[What the exercise asks]
Pick up the accident report about the lowering error at Turkey Rocks where it ends and continue it; the records that follow it are not part of this.

[Passage for review]

* * * * * * *

Lowering Error – Inexperience, Communication Problems
Colorado, Turkey Rocks, Turkey Perch
On February 7, a female climber with two years of climbing experience executed a slow but clean lead of Left Handed Jew, a 5.7 trad route. I was top-rope belaying a climber 20 feet to the left of their route. During the climb, several observers noted that verbal communication between the lead climber and her belayer (the climber’s boyfriend, also with two years of experience) was mildly problematic, requiring repeated back and forth exchanges to clarify communication. When she reached the top of the climb, the leader set up a gear anchor.
At this point, the climber and belayer began discussing a descent/lowering plan for the first time. The leader and belayer were not in visual contact, due to the rounded, sloping terrain at the top of the route. The belayer suggested that he “just climb it,” so that they could get down and eat lunch. I correctly inferred his intention to be that she pull up the rope and give him a belay from the top of the route, followed by a short walk-off. This, however, was not understood by the leader. The belayer took the leader off and called “off belay.” A moment later, we heard a crashing sound and looked to see the climber rapidly tumbling down the wall. We shouted for the belayer to stop the fall, and he managed to grab the rope bare-handed, arresting the climber 15 feet from the ground.

The belayer was unable to lower the climber further due to a very high amount of rope drag. I lowered my climber to the ground, climbed up to the injured climber, and pulled her down by body-weighting her harness.
The response from the climbers at the crag was composed and effective, with approximately a dozen climbers organizing to aid the victim, several with wilderness first responder training. The climber was neurologically intact, denied impacting her head (she was not wearing a helmet), and was found to have a small, bleeding puncture wound on her buttocks. She reported pain in the arm, back and the sacrum. Though able to walk unassisted briefly, persistent lightheadedness resulted in the decision by local fire department personnel to evacuate by helicopter. The injured climber was later diagnosed with a fractured sacrum. (Source: Mark Williams, R.N.)

* * * * * * *

[Recorded data]
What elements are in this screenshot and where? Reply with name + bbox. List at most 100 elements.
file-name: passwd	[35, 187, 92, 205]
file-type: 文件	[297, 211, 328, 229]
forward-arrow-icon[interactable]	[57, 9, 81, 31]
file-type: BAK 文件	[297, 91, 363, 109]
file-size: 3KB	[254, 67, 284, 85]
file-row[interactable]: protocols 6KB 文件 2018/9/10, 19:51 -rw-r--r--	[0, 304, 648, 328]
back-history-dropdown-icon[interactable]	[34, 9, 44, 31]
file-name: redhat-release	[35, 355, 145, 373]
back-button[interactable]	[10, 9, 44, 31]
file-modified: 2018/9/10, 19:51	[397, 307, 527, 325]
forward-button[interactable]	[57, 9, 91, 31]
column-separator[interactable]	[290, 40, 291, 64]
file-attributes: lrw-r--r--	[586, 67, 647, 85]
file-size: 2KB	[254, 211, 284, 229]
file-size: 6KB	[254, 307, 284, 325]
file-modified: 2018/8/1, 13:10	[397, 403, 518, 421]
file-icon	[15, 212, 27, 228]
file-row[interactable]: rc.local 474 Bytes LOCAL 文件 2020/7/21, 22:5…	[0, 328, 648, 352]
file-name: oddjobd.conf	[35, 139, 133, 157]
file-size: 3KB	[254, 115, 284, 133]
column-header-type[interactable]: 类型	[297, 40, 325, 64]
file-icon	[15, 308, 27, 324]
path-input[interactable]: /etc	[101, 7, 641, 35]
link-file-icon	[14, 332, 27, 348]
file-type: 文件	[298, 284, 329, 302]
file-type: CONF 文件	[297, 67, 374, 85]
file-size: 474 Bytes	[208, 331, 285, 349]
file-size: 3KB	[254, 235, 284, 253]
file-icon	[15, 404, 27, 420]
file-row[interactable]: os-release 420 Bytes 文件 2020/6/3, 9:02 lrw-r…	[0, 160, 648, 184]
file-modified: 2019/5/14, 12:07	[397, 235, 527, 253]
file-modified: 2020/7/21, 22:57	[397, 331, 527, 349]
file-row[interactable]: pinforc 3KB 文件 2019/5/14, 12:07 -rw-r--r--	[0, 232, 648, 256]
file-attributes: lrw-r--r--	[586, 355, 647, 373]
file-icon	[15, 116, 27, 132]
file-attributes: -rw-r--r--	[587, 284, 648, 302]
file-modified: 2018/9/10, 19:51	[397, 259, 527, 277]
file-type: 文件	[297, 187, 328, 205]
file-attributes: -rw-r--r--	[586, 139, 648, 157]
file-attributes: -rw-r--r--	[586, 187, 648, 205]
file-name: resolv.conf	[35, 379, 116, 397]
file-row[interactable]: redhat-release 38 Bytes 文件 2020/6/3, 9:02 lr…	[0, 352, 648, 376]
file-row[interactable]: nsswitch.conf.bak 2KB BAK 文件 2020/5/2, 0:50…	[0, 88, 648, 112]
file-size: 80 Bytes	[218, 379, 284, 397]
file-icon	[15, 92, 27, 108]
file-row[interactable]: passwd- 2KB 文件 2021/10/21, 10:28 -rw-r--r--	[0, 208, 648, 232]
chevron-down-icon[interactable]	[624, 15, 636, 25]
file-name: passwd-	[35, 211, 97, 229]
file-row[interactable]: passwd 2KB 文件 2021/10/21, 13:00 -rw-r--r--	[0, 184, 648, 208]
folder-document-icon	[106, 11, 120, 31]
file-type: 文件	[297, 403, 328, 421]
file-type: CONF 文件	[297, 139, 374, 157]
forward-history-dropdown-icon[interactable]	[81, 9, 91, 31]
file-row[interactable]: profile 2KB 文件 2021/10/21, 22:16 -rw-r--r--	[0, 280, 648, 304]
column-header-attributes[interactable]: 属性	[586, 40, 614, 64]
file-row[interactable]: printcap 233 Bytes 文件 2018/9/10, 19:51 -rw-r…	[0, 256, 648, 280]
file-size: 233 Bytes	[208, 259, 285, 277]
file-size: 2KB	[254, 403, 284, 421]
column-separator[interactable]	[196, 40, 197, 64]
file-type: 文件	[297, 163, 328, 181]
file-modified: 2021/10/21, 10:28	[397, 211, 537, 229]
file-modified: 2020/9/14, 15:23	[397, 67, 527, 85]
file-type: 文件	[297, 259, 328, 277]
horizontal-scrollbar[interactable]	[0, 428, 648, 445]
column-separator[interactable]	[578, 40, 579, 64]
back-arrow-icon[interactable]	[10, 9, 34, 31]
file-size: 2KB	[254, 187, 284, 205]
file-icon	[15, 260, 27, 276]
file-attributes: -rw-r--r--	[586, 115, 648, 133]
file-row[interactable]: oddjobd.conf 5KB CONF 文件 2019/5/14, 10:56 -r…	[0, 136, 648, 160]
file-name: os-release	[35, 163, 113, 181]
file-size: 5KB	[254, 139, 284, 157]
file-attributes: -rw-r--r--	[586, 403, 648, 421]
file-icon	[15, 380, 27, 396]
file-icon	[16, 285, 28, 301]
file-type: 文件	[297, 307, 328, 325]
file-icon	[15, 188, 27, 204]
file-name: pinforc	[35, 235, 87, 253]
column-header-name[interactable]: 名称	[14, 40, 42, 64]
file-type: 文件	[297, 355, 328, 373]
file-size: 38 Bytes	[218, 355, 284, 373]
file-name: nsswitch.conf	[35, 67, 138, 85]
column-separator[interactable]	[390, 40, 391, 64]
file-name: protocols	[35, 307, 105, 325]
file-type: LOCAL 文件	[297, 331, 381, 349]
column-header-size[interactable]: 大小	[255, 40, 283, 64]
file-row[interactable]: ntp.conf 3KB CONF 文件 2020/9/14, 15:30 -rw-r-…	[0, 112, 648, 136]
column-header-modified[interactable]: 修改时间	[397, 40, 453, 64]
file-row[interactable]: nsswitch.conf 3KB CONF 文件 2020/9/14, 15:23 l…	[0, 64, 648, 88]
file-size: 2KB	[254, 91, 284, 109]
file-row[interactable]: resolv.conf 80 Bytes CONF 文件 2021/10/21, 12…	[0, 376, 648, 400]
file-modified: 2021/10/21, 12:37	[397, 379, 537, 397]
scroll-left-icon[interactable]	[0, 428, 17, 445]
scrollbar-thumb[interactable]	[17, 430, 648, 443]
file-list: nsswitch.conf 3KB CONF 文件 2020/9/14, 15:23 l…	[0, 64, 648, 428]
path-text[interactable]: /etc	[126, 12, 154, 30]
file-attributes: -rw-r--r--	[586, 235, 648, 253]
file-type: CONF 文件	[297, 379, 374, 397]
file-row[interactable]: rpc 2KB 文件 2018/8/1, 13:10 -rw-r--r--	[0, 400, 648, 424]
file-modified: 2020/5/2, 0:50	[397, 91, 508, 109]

* * * * * * *

[Answer for the task]
ANALYSIS
This incident could have been avoided easily by discussing the climb and descent options and agreeing on a plan before the climber left the ground. When communication is difficult, simple climbing commands and using each other’s names will reduce confusion. Before lowering, ensure that you are on belay before removing your direct connection to the anchors. Have your belayer pull out any slack in the system so it is obvious he or she is holding your weight. Friction in the system might make it difficult to know that you are on belay, so you can control the descent by grabbing the rope that runs between the belayer and the anchors, and feeding it through the anchors until the belay is visually confirmed.
In this incident, the belayer was able to arrest the fall by bare-handing the rope without burning his hands even slightly. I later seconded the route on their rope in order to clean their gear. I cleaned a total of 17 cams on a 70-foot route with less than ideal use of extensions. The amount of rope drag was truly unusual for such a short climb, but likely prevented a ground fall. (Sources: Mark Williams and the Editors.)